### [PROBLEM REQUIREMENTS]
Lines holding the string "color" are the ones to copy; find them all in the data.

### [INFORMATION PROVIDED]

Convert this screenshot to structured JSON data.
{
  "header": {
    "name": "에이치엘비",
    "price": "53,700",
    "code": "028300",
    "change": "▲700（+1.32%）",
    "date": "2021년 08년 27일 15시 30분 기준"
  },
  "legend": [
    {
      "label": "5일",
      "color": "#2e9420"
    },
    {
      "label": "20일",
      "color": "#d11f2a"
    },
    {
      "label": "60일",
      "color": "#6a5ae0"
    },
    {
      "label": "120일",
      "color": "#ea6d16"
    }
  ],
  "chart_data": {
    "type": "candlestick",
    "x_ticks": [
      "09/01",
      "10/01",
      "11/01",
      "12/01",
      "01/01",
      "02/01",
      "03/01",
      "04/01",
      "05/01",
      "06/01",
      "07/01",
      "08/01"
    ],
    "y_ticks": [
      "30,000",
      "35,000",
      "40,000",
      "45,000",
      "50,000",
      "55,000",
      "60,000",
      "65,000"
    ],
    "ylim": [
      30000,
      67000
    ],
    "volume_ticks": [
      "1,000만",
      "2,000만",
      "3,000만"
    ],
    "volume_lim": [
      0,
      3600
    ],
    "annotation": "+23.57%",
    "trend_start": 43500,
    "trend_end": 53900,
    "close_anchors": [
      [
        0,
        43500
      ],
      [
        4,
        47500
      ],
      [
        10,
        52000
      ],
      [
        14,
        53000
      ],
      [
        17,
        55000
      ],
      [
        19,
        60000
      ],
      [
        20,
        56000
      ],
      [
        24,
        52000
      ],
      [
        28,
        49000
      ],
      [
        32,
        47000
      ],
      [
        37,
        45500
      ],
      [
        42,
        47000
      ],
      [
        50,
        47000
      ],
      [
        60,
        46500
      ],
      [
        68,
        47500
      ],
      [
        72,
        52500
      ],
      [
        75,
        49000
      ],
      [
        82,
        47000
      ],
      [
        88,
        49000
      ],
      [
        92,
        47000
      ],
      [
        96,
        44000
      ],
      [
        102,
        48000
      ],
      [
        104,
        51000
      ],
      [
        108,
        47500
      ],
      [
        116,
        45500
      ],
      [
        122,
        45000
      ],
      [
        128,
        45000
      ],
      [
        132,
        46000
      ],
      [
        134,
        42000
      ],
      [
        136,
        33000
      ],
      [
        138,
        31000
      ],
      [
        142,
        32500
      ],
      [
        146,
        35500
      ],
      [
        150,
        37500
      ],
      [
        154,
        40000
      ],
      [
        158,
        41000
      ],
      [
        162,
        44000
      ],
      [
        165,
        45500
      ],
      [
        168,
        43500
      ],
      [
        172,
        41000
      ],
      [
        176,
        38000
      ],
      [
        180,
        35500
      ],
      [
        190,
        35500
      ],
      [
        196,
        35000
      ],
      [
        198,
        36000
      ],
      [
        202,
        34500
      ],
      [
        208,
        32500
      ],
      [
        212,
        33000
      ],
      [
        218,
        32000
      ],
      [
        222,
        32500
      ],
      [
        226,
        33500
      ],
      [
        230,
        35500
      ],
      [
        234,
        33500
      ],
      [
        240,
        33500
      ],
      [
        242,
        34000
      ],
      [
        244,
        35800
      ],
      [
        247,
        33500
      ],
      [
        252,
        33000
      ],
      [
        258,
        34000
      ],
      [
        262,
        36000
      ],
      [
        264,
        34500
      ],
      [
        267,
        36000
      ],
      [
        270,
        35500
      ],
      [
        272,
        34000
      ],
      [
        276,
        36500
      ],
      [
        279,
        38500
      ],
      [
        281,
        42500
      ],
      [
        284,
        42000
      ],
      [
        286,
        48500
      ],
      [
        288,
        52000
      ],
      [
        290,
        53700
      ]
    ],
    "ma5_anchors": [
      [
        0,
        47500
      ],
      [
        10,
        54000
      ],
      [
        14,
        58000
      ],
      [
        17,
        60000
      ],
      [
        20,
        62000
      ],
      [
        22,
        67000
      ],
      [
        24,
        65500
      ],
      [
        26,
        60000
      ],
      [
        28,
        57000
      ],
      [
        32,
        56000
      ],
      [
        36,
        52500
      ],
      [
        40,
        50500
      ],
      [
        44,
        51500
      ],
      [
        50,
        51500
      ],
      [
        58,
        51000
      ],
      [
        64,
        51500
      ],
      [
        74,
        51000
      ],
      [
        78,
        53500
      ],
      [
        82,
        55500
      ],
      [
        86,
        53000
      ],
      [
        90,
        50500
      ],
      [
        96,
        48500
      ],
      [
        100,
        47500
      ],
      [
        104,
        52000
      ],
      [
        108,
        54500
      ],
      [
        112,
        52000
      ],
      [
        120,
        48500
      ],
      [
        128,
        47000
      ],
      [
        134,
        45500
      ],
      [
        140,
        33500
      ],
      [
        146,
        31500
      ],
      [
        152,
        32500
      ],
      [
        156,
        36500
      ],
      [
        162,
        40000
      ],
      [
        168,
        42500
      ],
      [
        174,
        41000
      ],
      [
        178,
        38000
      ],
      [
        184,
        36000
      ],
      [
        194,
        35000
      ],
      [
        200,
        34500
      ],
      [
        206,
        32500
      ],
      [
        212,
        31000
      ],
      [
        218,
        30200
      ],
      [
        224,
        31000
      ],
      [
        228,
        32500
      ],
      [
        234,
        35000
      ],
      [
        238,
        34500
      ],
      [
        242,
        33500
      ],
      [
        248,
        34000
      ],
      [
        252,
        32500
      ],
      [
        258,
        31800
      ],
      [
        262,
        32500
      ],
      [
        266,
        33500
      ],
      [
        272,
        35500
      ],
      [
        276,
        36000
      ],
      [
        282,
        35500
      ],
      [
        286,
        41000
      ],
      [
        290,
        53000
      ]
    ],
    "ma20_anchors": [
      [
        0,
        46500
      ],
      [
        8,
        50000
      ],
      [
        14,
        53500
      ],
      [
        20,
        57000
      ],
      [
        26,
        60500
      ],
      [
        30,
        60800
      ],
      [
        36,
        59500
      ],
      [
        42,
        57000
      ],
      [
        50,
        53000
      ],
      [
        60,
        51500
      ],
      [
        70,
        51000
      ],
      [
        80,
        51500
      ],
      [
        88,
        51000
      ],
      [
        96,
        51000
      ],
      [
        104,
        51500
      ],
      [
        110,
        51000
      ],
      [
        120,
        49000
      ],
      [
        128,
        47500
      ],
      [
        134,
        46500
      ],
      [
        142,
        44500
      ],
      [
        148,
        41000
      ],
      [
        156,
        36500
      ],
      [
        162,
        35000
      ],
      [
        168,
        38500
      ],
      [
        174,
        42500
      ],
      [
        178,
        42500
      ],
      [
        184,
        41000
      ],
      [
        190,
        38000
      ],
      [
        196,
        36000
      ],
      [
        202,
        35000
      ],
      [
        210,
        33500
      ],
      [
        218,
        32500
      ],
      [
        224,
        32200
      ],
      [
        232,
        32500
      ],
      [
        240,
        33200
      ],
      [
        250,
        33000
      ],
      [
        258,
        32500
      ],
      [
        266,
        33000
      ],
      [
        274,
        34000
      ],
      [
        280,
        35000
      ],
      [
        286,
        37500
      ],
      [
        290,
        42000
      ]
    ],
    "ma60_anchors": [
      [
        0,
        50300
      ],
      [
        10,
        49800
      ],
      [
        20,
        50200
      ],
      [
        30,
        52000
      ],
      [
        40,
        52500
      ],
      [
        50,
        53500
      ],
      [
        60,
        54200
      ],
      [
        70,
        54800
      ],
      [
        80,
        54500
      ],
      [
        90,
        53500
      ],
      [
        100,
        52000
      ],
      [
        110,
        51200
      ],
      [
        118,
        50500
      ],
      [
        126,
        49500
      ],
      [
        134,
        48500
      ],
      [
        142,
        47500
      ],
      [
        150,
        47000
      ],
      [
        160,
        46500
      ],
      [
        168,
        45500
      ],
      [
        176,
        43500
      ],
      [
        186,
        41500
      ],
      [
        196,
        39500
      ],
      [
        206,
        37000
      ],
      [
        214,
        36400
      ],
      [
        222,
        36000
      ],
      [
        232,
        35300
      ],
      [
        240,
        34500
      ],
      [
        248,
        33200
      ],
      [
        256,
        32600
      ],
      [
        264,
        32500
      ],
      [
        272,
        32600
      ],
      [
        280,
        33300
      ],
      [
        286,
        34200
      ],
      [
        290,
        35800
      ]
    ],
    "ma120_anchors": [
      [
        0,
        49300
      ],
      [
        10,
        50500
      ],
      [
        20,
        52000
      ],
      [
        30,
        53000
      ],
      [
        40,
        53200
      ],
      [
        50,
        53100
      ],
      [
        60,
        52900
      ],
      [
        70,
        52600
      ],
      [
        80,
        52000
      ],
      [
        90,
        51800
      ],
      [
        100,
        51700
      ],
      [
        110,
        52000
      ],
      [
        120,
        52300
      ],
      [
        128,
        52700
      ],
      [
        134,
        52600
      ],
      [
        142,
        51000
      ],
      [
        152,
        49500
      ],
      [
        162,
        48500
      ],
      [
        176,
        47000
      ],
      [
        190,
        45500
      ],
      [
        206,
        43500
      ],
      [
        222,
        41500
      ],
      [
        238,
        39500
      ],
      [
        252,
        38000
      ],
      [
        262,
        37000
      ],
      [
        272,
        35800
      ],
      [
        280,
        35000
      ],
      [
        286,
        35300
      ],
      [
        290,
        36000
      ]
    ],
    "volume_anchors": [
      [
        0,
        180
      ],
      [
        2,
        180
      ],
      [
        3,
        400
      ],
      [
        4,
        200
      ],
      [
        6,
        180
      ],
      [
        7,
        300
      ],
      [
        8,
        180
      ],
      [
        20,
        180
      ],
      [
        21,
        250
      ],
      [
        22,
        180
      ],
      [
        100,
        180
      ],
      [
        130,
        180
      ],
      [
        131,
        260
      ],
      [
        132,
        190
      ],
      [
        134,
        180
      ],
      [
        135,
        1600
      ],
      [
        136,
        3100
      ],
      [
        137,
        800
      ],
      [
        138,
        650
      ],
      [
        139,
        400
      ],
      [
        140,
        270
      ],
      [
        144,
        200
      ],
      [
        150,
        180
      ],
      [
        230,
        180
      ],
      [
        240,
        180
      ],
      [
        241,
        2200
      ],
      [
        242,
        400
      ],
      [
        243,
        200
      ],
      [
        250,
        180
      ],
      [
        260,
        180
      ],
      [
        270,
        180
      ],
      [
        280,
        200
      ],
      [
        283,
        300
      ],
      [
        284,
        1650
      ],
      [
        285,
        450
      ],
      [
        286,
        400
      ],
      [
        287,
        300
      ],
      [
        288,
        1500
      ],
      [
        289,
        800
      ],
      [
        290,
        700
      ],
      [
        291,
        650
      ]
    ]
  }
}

### [SOLUTION TO THE EXERCISE]
      "color": "#2e9420"
      "color": "#d11f2a"
      "color": "#6a5ae0"
      "color": "#ea6d16"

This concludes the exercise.